Rewrite the listing below, swapping every "heart-icon" for "like-icon" and leaving everything else untouched.

[Start of TASK INPUTS]

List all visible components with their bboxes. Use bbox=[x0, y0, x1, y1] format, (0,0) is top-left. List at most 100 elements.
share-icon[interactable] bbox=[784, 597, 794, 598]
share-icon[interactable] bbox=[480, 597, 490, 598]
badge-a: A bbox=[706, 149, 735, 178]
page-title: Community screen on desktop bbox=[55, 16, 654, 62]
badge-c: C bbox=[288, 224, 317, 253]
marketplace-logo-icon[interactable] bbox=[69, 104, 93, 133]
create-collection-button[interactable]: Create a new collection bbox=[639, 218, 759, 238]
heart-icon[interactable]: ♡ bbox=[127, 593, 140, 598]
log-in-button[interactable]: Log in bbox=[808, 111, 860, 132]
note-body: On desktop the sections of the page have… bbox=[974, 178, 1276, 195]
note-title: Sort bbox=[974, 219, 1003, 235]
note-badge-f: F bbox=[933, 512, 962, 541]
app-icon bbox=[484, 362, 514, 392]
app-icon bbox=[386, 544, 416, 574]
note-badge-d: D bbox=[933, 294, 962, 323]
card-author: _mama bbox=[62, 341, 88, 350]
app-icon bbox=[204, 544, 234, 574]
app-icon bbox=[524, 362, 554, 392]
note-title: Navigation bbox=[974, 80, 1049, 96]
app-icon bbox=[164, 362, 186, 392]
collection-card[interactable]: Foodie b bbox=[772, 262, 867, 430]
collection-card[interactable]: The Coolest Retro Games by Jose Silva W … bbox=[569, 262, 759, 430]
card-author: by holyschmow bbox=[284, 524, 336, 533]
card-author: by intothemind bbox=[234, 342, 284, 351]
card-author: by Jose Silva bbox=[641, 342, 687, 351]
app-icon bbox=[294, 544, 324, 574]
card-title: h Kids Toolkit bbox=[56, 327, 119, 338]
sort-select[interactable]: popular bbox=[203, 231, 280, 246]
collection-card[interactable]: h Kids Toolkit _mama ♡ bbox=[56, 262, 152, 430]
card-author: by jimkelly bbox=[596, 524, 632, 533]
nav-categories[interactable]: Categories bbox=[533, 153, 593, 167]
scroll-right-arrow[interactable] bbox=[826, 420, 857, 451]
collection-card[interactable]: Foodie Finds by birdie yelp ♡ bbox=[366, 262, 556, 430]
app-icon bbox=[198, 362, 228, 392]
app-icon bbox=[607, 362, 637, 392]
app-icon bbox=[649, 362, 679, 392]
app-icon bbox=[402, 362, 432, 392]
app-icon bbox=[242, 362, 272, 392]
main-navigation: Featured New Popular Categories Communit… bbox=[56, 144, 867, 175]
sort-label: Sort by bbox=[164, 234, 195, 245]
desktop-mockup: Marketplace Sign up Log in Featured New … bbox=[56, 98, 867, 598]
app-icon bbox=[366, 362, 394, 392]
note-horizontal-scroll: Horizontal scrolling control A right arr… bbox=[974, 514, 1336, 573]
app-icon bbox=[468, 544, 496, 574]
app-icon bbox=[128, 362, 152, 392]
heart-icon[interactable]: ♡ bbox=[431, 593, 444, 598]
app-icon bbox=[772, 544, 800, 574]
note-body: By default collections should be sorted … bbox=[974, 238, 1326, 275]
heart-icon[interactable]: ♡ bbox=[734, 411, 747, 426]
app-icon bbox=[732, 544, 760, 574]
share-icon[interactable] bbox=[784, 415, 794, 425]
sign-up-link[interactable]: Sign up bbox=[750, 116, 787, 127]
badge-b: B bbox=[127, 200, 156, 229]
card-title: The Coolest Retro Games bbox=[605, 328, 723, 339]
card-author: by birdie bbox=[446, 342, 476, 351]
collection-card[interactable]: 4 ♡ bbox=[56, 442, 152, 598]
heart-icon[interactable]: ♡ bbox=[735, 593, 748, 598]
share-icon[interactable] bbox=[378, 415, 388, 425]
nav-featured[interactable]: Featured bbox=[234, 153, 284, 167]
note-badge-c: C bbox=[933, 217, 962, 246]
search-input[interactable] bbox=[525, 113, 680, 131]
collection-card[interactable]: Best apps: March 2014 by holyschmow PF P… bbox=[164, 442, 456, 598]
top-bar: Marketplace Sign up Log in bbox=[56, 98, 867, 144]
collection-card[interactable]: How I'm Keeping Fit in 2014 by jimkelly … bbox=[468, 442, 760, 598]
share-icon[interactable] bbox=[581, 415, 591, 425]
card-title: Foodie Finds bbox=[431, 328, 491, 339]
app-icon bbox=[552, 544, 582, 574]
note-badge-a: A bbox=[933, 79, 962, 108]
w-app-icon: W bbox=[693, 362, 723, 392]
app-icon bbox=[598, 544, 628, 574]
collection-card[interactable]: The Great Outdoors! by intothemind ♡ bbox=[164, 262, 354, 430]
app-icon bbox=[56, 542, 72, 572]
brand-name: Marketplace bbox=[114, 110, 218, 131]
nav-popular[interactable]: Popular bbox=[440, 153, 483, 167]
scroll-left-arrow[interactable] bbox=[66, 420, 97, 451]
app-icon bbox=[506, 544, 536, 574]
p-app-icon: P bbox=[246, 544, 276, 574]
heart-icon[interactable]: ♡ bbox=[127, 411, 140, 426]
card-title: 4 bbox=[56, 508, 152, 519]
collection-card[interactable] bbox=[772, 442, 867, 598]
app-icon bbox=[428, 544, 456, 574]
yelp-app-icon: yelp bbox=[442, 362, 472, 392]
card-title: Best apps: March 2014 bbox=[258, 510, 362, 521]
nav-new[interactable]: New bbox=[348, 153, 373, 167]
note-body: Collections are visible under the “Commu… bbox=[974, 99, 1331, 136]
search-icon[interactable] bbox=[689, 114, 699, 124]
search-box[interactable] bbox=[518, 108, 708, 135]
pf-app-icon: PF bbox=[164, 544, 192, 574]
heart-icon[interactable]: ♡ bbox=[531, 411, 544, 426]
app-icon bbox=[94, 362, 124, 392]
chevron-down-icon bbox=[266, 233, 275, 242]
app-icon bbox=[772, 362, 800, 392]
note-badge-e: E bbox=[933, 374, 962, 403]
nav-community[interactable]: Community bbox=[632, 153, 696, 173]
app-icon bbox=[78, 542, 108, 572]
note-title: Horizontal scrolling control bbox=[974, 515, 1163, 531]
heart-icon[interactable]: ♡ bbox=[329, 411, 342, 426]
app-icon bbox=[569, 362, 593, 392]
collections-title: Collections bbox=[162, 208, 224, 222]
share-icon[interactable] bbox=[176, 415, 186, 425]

[End of TASK INPUTS]

[FINISHED EXERCISE]:
List all visible components with their bboxes. Use bbox=[x0, y0, x1, y1] format, (0,0) is top-left. List at most 100 elements.
share-icon[interactable] bbox=[784, 597, 794, 598]
share-icon[interactable] bbox=[480, 597, 490, 598]
badge-a: A bbox=[706, 149, 735, 178]
page-title: Community screen on desktop bbox=[55, 16, 654, 62]
badge-c: C bbox=[288, 224, 317, 253]
marketplace-logo-icon[interactable] bbox=[69, 104, 93, 133]
create-collection-button[interactable]: Create a new collection bbox=[639, 218, 759, 238]
like-icon[interactable]: ♡ bbox=[127, 593, 140, 598]
log-in-button[interactable]: Log in bbox=[808, 111, 860, 132]
note-body: On desktop the sections of the page have… bbox=[974, 178, 1276, 195]
note-title: Sort bbox=[974, 219, 1003, 235]
note-badge-f: F bbox=[933, 512, 962, 541]
app-icon bbox=[484, 362, 514, 392]
app-icon bbox=[386, 544, 416, 574]
note-badge-d: D bbox=[933, 294, 962, 323]
card-author: _mama bbox=[62, 341, 88, 350]
app-icon bbox=[204, 544, 234, 574]
app-icon bbox=[524, 362, 554, 392]
note-title: Navigation bbox=[974, 80, 1049, 96]
app-icon bbox=[164, 362, 186, 392]
collection-card[interactable]: Foodie b bbox=[772, 262, 867, 430]
collection-card[interactable]: The Coolest Retro Games by Jose Silva W … bbox=[569, 262, 759, 430]
card-author: by holyschmow bbox=[284, 524, 336, 533]
card-author: by intothemind bbox=[234, 342, 284, 351]
card-author: by Jose Silva bbox=[641, 342, 687, 351]
app-icon bbox=[294, 544, 324, 574]
card-title: h Kids Toolkit bbox=[56, 327, 119, 338]
sort-select[interactable]: popular bbox=[203, 231, 280, 246]
collection-card[interactable]: h Kids Toolkit _mama ♡ bbox=[56, 262, 152, 430]
card-author: by jimkelly bbox=[596, 524, 632, 533]
nav-categories[interactable]: Categories bbox=[533, 153, 593, 167]
scroll-right-arrow[interactable] bbox=[826, 420, 857, 451]
collection-card[interactable]: Foodie Finds by birdie yelp ♡ bbox=[366, 262, 556, 430]
app-icon bbox=[198, 362, 228, 392]
app-icon bbox=[607, 362, 637, 392]
app-icon bbox=[649, 362, 679, 392]
app-icon bbox=[402, 362, 432, 392]
app-icon bbox=[242, 362, 272, 392]
main-navigation: Featured New Popular Categories Communit… bbox=[56, 144, 867, 175]
sort-label: Sort by bbox=[164, 234, 195, 245]
desktop-mockup: Marketplace Sign up Log in Featured New … bbox=[56, 98, 867, 598]
app-icon bbox=[366, 362, 394, 392]
note-horizontal-scroll: Horizontal scrolling control A right arr… bbox=[974, 514, 1336, 573]
app-icon bbox=[468, 544, 496, 574]
app-icon bbox=[128, 362, 152, 392]
like-icon[interactable]: ♡ bbox=[431, 593, 444, 598]
app-icon bbox=[772, 544, 800, 574]
note-body: By default collections should be sorted … bbox=[974, 238, 1326, 275]
like-icon[interactable]: ♡ bbox=[734, 411, 747, 426]
app-icon bbox=[732, 544, 760, 574]
share-icon[interactable] bbox=[784, 415, 794, 425]
sign-up-link[interactable]: Sign up bbox=[750, 116, 787, 127]
badge-b: B bbox=[127, 200, 156, 229]
card-title: The Coolest Retro Games bbox=[605, 328, 723, 339]
card-author: by birdie bbox=[446, 342, 476, 351]
collection-card[interactable]: 4 ♡ bbox=[56, 442, 152, 598]
like-icon[interactable]: ♡ bbox=[735, 593, 748, 598]
share-icon[interactable] bbox=[378, 415, 388, 425]
nav-featured[interactable]: Featured bbox=[234, 153, 284, 167]
note-badge-c: C bbox=[933, 217, 962, 246]
search-input[interactable] bbox=[525, 113, 680, 131]
collection-card[interactable]: Best apps: March 2014 by holyschmow PF P… bbox=[164, 442, 456, 598]
top-bar: Marketplace Sign up Log in bbox=[56, 98, 867, 144]
collection-card[interactable]: How I'm Keeping Fit in 2014 by jimkelly … bbox=[468, 442, 760, 598]
share-icon[interactable] bbox=[581, 415, 591, 425]
card-title: Foodie Finds bbox=[431, 328, 491, 339]
app-icon bbox=[552, 544, 582, 574]
note-badge-a: A bbox=[933, 79, 962, 108]
w-app-icon: W bbox=[693, 362, 723, 392]
app-icon bbox=[598, 544, 628, 574]
collection-card[interactable]: The Great Outdoors! by intothemind ♡ bbox=[164, 262, 354, 430]
app-icon bbox=[56, 542, 72, 572]
brand-name: Marketplace bbox=[114, 110, 218, 131]
nav-popular[interactable]: Popular bbox=[440, 153, 483, 167]
scroll-left-arrow[interactable] bbox=[66, 420, 97, 451]
app-icon bbox=[506, 544, 536, 574]
p-app-icon: P bbox=[246, 544, 276, 574]
like-icon[interactable]: ♡ bbox=[127, 411, 140, 426]
card-title: 4 bbox=[56, 508, 152, 519]
collection-card[interactable] bbox=[772, 442, 867, 598]
app-icon bbox=[428, 544, 456, 574]
yelp-app-icon: yelp bbox=[442, 362, 472, 392]
card-title: Best apps: March 2014 bbox=[258, 510, 362, 521]
nav-new[interactable]: New bbox=[348, 153, 373, 167]
note-body: Collections are visible under the “Commu… bbox=[974, 99, 1331, 136]
search-icon[interactable] bbox=[689, 114, 699, 124]
search-box[interactable] bbox=[518, 108, 708, 135]
pf-app-icon: PF bbox=[164, 544, 192, 574]
like-icon[interactable]: ♡ bbox=[531, 411, 544, 426]
app-icon bbox=[94, 362, 124, 392]
chevron-down-icon bbox=[266, 233, 275, 242]
app-icon bbox=[772, 362, 800, 392]
note-badge-e: E bbox=[933, 374, 962, 403]
nav-community[interactable]: Community bbox=[632, 153, 696, 173]
app-icon bbox=[78, 542, 108, 572]
note-title: Horizontal scrolling control bbox=[974, 515, 1163, 531]
like-icon[interactable]: ♡ bbox=[329, 411, 342, 426]
app-icon bbox=[569, 362, 593, 392]
collections-title: Collections bbox=[162, 208, 224, 222]
share-icon[interactable] bbox=[176, 415, 186, 425]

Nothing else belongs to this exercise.